-- Begin Supplied records --

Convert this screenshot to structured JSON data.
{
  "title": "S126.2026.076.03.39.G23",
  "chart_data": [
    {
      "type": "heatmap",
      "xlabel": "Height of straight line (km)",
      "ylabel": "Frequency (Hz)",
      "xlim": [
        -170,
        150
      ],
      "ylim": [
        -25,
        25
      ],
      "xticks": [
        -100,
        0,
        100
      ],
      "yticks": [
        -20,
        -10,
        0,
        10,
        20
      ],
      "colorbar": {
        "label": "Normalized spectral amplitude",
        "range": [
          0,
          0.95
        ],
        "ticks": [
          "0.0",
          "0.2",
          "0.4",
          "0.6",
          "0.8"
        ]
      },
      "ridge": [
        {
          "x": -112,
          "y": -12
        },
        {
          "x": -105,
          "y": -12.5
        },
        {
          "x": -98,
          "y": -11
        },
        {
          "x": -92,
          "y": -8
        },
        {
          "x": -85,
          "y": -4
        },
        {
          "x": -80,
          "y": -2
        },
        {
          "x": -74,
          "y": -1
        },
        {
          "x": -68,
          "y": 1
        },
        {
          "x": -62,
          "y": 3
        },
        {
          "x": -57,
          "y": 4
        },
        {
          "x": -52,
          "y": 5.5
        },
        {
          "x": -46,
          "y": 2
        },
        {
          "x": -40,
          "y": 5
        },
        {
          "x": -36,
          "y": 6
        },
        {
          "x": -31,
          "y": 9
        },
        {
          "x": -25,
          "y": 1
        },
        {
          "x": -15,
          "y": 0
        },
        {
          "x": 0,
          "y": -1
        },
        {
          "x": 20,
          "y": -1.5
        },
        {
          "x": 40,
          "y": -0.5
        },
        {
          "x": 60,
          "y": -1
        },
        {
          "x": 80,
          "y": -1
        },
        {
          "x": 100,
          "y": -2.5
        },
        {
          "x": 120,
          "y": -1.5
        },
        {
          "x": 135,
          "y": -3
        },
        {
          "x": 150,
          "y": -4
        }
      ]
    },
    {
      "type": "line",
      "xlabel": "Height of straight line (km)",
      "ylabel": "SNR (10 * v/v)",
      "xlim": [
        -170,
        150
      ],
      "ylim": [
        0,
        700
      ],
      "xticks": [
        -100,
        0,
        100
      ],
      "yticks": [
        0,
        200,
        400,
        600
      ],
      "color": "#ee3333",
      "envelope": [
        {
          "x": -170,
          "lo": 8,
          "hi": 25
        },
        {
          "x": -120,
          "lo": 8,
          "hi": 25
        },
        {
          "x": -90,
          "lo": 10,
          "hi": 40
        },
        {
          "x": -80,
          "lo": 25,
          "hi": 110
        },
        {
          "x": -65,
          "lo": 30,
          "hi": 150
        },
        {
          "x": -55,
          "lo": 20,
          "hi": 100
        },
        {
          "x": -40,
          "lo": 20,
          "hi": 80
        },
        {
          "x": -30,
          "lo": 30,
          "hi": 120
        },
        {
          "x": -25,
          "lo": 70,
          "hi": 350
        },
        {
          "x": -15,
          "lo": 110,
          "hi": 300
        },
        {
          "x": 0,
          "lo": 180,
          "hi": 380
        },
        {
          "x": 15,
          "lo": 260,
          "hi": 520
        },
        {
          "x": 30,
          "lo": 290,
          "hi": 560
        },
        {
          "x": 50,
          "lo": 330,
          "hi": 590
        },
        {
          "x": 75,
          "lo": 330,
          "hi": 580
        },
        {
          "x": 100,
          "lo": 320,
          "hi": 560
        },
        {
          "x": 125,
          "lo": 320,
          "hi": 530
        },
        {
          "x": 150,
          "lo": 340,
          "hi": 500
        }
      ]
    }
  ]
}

-- End Supplied records --

Work through the listing above and report how many lines include the string "ylabel", with no other text.

Solution | 2